Boxed element entries:
##############################

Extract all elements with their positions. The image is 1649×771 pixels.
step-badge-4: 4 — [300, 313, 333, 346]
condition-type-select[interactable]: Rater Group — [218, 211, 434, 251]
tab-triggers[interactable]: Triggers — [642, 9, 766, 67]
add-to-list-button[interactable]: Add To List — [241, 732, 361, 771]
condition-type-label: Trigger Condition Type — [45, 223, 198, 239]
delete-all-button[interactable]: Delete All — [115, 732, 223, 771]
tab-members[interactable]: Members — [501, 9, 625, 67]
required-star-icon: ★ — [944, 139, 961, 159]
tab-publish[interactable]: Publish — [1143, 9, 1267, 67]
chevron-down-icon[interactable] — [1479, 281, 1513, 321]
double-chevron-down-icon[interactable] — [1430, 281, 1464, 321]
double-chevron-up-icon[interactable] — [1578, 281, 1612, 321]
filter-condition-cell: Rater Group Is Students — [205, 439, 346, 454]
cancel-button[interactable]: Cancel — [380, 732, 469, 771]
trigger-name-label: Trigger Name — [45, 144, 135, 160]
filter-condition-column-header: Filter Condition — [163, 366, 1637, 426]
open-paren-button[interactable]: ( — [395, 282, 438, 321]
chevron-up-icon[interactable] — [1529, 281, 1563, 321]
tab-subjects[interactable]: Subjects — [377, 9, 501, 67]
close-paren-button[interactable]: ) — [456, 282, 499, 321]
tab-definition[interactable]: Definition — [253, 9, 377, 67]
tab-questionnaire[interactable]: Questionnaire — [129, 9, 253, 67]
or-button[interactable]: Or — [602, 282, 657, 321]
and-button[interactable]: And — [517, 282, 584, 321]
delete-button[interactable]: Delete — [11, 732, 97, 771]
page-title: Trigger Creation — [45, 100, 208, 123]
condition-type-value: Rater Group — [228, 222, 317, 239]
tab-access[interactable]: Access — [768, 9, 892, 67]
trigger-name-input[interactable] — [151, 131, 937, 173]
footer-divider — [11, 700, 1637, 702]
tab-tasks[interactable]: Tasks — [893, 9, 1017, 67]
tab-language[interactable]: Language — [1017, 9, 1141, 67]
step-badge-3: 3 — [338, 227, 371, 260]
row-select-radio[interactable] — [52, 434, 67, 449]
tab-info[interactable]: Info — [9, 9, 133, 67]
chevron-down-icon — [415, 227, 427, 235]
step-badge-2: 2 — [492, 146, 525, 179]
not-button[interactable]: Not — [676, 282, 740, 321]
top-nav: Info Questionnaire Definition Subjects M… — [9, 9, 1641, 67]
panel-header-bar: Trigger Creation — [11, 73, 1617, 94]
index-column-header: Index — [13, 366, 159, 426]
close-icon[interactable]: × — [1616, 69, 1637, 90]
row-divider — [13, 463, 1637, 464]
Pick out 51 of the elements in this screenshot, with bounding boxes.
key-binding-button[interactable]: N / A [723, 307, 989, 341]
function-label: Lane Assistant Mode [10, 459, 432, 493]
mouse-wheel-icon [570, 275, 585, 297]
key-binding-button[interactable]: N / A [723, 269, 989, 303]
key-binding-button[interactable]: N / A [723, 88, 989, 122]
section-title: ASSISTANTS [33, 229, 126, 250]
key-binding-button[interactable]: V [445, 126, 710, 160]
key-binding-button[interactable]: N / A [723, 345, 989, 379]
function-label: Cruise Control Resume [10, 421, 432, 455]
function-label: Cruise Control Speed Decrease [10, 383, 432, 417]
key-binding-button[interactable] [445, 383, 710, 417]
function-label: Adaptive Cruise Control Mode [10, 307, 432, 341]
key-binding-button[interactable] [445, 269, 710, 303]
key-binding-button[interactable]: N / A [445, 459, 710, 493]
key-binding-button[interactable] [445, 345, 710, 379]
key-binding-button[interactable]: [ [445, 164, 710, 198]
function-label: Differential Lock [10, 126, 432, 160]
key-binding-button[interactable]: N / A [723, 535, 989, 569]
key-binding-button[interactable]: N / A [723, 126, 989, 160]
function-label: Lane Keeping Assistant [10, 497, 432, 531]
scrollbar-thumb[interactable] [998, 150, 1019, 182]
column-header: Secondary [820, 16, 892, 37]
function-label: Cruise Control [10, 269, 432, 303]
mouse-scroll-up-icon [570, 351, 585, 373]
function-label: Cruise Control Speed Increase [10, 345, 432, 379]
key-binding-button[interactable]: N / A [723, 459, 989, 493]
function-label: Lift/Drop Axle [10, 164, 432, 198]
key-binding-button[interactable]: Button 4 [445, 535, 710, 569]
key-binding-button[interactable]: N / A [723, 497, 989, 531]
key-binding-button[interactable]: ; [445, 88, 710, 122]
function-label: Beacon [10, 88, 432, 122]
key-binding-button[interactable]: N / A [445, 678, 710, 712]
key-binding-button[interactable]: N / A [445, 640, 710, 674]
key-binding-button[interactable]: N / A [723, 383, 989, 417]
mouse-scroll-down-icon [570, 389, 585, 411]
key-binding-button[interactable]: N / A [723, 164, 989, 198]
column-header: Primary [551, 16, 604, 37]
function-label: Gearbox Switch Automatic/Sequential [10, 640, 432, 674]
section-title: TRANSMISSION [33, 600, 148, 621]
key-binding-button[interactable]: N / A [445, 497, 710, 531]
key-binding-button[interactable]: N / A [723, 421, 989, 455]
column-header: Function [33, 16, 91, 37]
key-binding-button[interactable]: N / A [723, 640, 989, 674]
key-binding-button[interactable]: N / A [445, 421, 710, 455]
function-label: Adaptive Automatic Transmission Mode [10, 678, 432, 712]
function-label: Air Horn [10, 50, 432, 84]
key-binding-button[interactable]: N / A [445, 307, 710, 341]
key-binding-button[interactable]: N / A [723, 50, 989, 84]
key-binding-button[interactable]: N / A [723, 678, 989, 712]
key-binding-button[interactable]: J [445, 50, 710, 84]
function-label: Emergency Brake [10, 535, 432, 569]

##############################

• _Objective_
Revise the rows above so that every "Emergency Brake" becomes "Parking Brake", with everything else left as it is.

• _Task solution_
Extract all elements with their positions. The image is 1649×771 pixels.
step-badge-4: 4 — [300, 313, 333, 346]
condition-type-select[interactable]: Rater Group — [218, 211, 434, 251]
tab-triggers[interactable]: Triggers — [642, 9, 766, 67]
add-to-list-button[interactable]: Add To List — [241, 732, 361, 771]
condition-type-label: Trigger Condition Type — [45, 223, 198, 239]
delete-all-button[interactable]: Delete All — [115, 732, 223, 771]
tab-members[interactable]: Members — [501, 9, 625, 67]
required-star-icon: ★ — [944, 139, 961, 159]
tab-publish[interactable]: Publish — [1143, 9, 1267, 67]
chevron-down-icon[interactable] — [1479, 281, 1513, 321]
double-chevron-down-icon[interactable] — [1430, 281, 1464, 321]
double-chevron-up-icon[interactable] — [1578, 281, 1612, 321]
filter-condition-cell: Rater Group Is Students — [205, 439, 346, 454]
cancel-button[interactable]: Cancel — [380, 732, 469, 771]
trigger-name-label: Trigger Name — [45, 144, 135, 160]
filter-condition-column-header: Filter Condition — [163, 366, 1637, 426]
open-paren-button[interactable]: ( — [395, 282, 438, 321]
chevron-up-icon[interactable] — [1529, 281, 1563, 321]
tab-subjects[interactable]: Subjects — [377, 9, 501, 67]
close-paren-button[interactable]: ) — [456, 282, 499, 321]
tab-definition[interactable]: Definition — [253, 9, 377, 67]
tab-questionnaire[interactable]: Questionnaire — [129, 9, 253, 67]
or-button[interactable]: Or — [602, 282, 657, 321]
and-button[interactable]: And — [517, 282, 584, 321]
delete-button[interactable]: Delete — [11, 732, 97, 771]
page-title: Trigger Creation — [45, 100, 208, 123]
condition-type-value: Rater Group — [228, 222, 317, 239]
tab-access[interactable]: Access — [768, 9, 892, 67]
trigger-name-input[interactable] — [151, 131, 937, 173]
footer-divider — [11, 700, 1637, 702]
tab-tasks[interactable]: Tasks — [893, 9, 1017, 67]
tab-language[interactable]: Language — [1017, 9, 1141, 67]
step-badge-3: 3 — [338, 227, 371, 260]
row-select-radio[interactable] — [52, 434, 67, 449]
tab-info[interactable]: Info — [9, 9, 133, 67]
chevron-down-icon — [415, 227, 427, 235]
step-badge-2: 2 — [492, 146, 525, 179]
not-button[interactable]: Not — [676, 282, 740, 321]
top-nav: Info Questionnaire Definition Subjects M… — [9, 9, 1641, 67]
panel-header-bar: Trigger Creation — [11, 73, 1617, 94]
index-column-header: Index — [13, 366, 159, 426]
close-icon[interactable]: × — [1616, 69, 1637, 90]
row-divider — [13, 463, 1637, 464]
Pick out 51 of the elements in this screenshot, with bounding boxes.
key-binding-button[interactable]: N / A [723, 307, 989, 341]
function-label: Lane Assistant Mode [10, 459, 432, 493]
mouse-wheel-icon [570, 275, 585, 297]
key-binding-button[interactable]: N / A [723, 269, 989, 303]
key-binding-button[interactable]: N / A [723, 88, 989, 122]
section-title: ASSISTANTS [33, 229, 126, 250]
key-binding-button[interactable]: V [445, 126, 710, 160]
key-binding-button[interactable]: N / A [723, 345, 989, 379]
function-label: Cruise Control Resume [10, 421, 432, 455]
function-label: Cruise Control Speed Decrease [10, 383, 432, 417]
key-binding-button[interactable] [445, 383, 710, 417]
function-label: Adaptive Cruise Control Mode [10, 307, 432, 341]
key-binding-button[interactable] [445, 269, 710, 303]
key-binding-button[interactable]: N / A [445, 459, 710, 493]
key-binding-button[interactable] [445, 345, 710, 379]
key-binding-button[interactable]: [ [445, 164, 710, 198]
function-label: Differential Lock [10, 126, 432, 160]
key-binding-button[interactable]: N / A [723, 535, 989, 569]
key-binding-button[interactable]: N / A [723, 126, 989, 160]
function-label: Lane Keeping Assistant [10, 497, 432, 531]
scrollbar-thumb[interactable] [998, 150, 1019, 182]
column-header: Secondary [820, 16, 892, 37]
function-label: Cruise Control [10, 269, 432, 303]
mouse-scroll-up-icon [570, 351, 585, 373]
function-label: Cruise Control Speed Increase [10, 345, 432, 379]
key-binding-button[interactable]: N / A [723, 459, 989, 493]
function-label: Lift/Drop Axle [10, 164, 432, 198]
key-binding-button[interactable]: Button 4 [445, 535, 710, 569]
key-binding-button[interactable]: N / A [723, 497, 989, 531]
key-binding-button[interactable]: ; [445, 88, 710, 122]
function-label: Beacon [10, 88, 432, 122]
key-binding-button[interactable]: N / A [445, 678, 710, 712]
key-binding-button[interactable]: N / A [445, 640, 710, 674]
key-binding-button[interactable]: N / A [723, 383, 989, 417]
mouse-scroll-down-icon [570, 389, 585, 411]
key-binding-button[interactable]: N / A [723, 164, 989, 198]
column-header: Primary [551, 16, 604, 37]
function-label: Gearbox Switch Automatic/Sequential [10, 640, 432, 674]
section-title: TRANSMISSION [33, 600, 148, 621]
key-binding-button[interactable]: N / A [445, 497, 710, 531]
key-binding-button[interactable]: N / A [723, 421, 989, 455]
column-header: Function [33, 16, 91, 37]
key-binding-button[interactable]: N / A [723, 640, 989, 674]
key-binding-button[interactable]: N / A [445, 421, 710, 455]
function-label: Adaptive Automatic Transmission Mode [10, 678, 432, 712]
function-label: Air Horn [10, 50, 432, 84]
key-binding-button[interactable]: N / A [445, 307, 710, 341]
key-binding-button[interactable]: N / A [723, 50, 989, 84]
key-binding-button[interactable]: N / A [723, 678, 989, 712]
key-binding-button[interactable]: J [445, 50, 710, 84]
function-label: Parking Brake [10, 535, 432, 569]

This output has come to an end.